| STORED RECORDS |
++++++++
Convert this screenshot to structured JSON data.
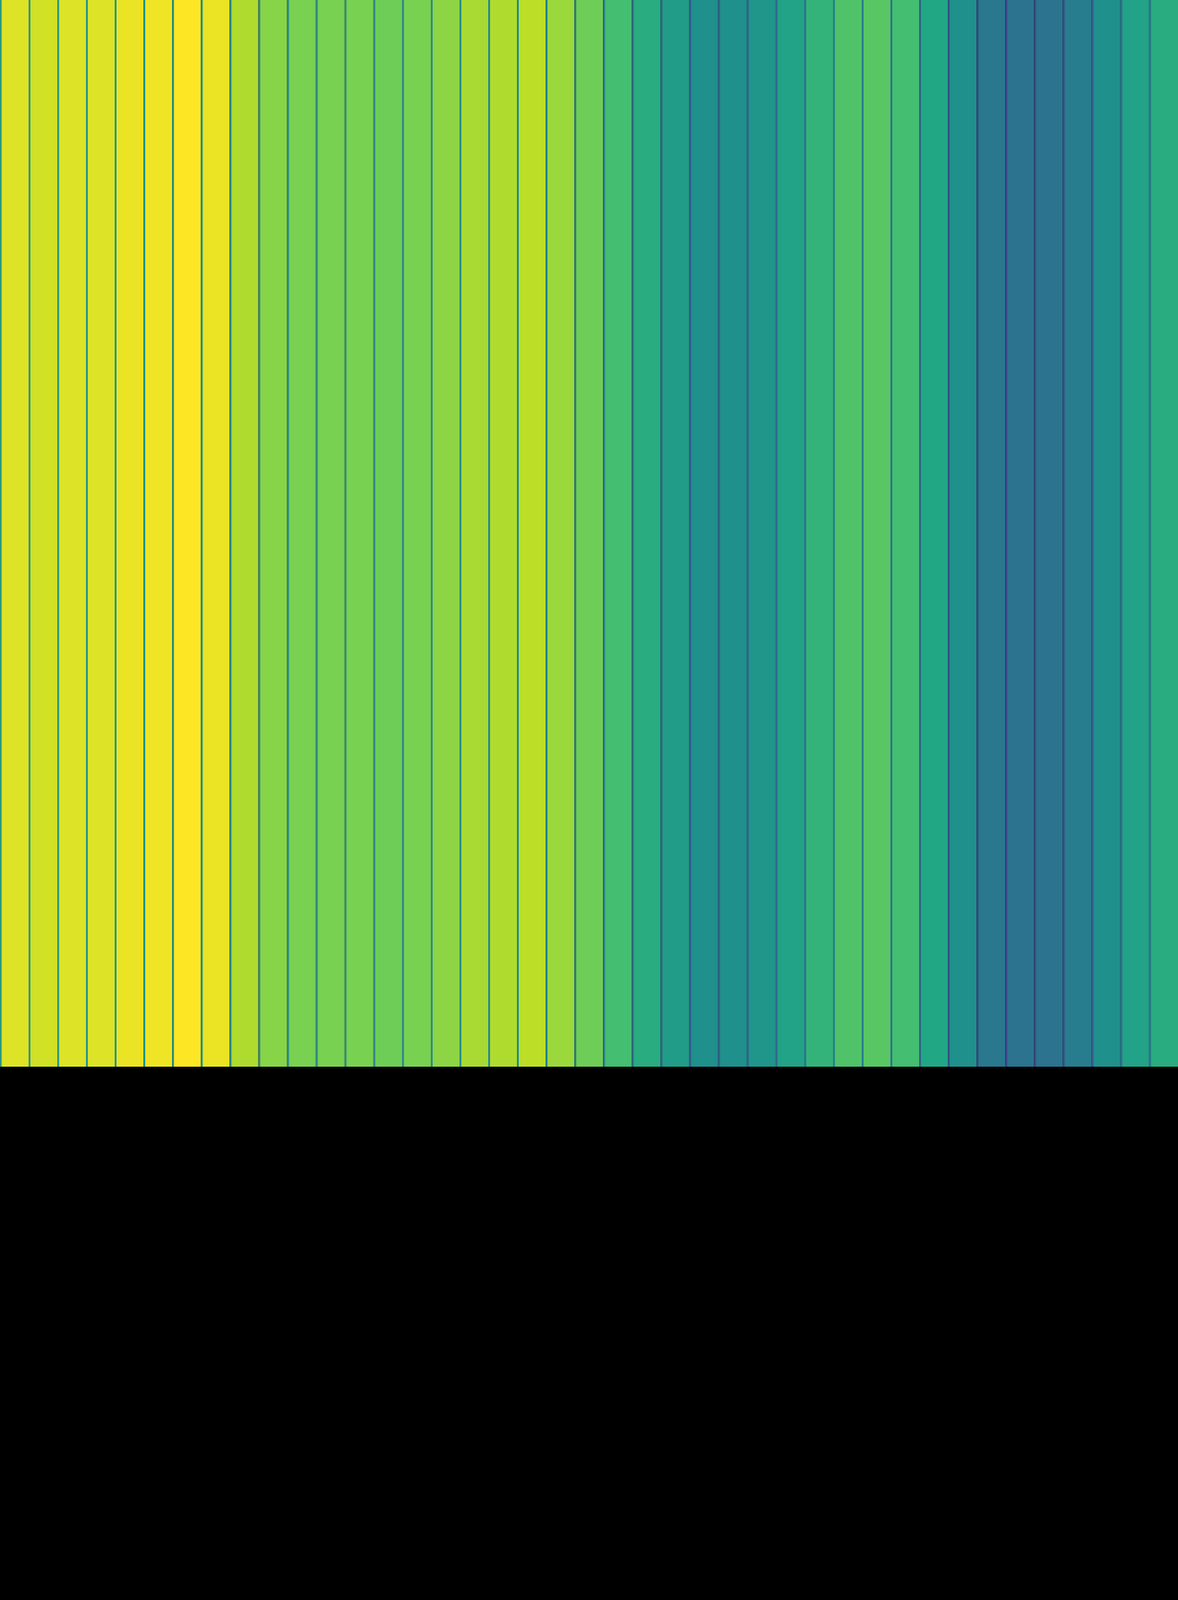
{
  "chart_data": {
    "type": "heatmap",
    "cells": [
      0.95,
      0.93,
      0.95,
      0.95,
      0.97,
      0.98,
      1.0,
      0.97,
      0.88,
      0.82,
      0.8,
      0.8,
      0.8,
      0.78,
      0.8,
      0.83,
      0.87,
      0.88,
      0.9,
      0.85,
      0.78,
      0.7,
      0.62,
      0.55,
      0.5,
      0.5,
      0.52,
      0.58,
      0.65,
      0.72,
      0.74,
      0.7,
      0.6,
      0.5,
      0.4,
      0.38,
      0.38,
      0.42,
      0.5,
      0.58,
      0.62
    ],
    "color_range": [
      0,
      1
    ],
    "tick_labels": false
  }
}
++++++++
Copy out all the data without changing anything, and drop the pictures.

Convert this screenshot to structured JSON data.
{
  "chart_data": {
    "type": "heatmap",
    "cells": [
      0.95,
      0.93,
      0.95,
      0.95,
      0.97,
      0.98,
      1.0,
      0.97,
      0.88,
      0.82,
      0.8,
      0.8,
      0.8,
      0.78,
      0.8,
      0.83,
      0.87,
      0.88,
      0.9,
      0.85,
      0.78,
      0.7,
      0.62,
      0.55,
      0.5,
      0.5,
      0.52,
      0.58,
      0.65,
      0.72,
      0.74,
      0.7,
      0.6,
      0.5,
      0.4,
      0.38,
      0.38,
      0.42,
      0.5,
      0.58,
      0.62
    ],
    "color_range": [
      0,
      1
    ],
    "tick_labels": false
  }
}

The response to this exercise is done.